— PAGE EXTRACT —
You are viewing a plain text version of this content. The canonical link for it is here.
Posted to dev@community.apache.org by Ross Gardler <rg...@apache.org> on 2009/12/18 11:18:27 UTC
Academic outrech activities for Hadoop
I had a meeting with Simon Metson of University of Bristal and Steve
Loughran of HP Labs (Bristol) yesterday (both cc'd). One of the topics
of discussion was reaching out to the academic sector from the Hadoop
project.
In short it is felt that the academic sector has big data on a scale
equal to or greater than big players such as Yahoo!, Facebook and
Cloudera (e.g. Simon works on data from various sources such as
landslide modelling for cost benefit analysis and data collected from
experiments such as those conducted at the Large Hadron Collidor).
It was therefore agreed that there is a real need for the academic
sector to get to grips with Hadoop. Having large data sets and practical
applications such as these would undoubtedly help the Hadoop project in
terms of testing and validation. It's hoped that there would eventually
be code contributions from the sector too.
I suggested that the Community Development project would be the right
vehicle for this via the mentoring programme [1]. We are also thinking
of organising an event or two in the UK next year.

— DATA SUPPLIED —
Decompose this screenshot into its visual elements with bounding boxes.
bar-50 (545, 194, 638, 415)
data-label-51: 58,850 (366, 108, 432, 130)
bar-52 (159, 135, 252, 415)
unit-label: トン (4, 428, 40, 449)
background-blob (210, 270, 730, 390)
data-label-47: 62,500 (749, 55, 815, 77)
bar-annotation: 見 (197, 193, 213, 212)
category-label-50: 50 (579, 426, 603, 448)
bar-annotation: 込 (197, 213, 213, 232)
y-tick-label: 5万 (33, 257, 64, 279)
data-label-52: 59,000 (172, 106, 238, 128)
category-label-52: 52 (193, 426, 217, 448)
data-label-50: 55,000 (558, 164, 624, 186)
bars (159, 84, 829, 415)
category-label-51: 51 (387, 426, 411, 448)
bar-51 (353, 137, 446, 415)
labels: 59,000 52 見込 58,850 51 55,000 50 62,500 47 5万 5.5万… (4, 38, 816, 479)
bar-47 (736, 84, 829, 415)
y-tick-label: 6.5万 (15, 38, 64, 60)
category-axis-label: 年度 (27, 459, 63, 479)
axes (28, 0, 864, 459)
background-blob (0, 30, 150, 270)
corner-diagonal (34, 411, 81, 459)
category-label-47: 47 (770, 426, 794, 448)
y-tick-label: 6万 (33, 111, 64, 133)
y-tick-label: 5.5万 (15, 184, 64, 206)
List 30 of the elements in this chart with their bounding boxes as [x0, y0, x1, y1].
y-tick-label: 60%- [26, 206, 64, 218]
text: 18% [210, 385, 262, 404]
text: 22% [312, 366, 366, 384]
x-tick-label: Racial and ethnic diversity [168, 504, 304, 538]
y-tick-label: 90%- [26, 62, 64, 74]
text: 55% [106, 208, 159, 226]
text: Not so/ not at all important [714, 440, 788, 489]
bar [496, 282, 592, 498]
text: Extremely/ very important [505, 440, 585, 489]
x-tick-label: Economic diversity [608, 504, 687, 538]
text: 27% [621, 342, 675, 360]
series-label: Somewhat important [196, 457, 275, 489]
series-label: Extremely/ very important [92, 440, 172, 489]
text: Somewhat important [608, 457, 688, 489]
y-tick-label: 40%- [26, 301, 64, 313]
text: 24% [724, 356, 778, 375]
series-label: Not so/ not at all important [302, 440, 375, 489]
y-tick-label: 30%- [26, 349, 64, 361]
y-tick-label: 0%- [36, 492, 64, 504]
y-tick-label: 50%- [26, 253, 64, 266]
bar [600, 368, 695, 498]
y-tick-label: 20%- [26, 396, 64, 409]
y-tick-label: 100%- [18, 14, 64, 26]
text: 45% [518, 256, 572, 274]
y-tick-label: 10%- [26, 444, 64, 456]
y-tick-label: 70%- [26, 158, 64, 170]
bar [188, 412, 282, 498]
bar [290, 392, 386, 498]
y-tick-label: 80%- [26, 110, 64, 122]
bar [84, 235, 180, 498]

— TASK PROMPT —
In the mailing-list post above about academic outreach for Hadoop, which project did the author suggest as the vehicle for this outreach?

— WORKED ANSWER —
The Community Development project, through its mentoring programme.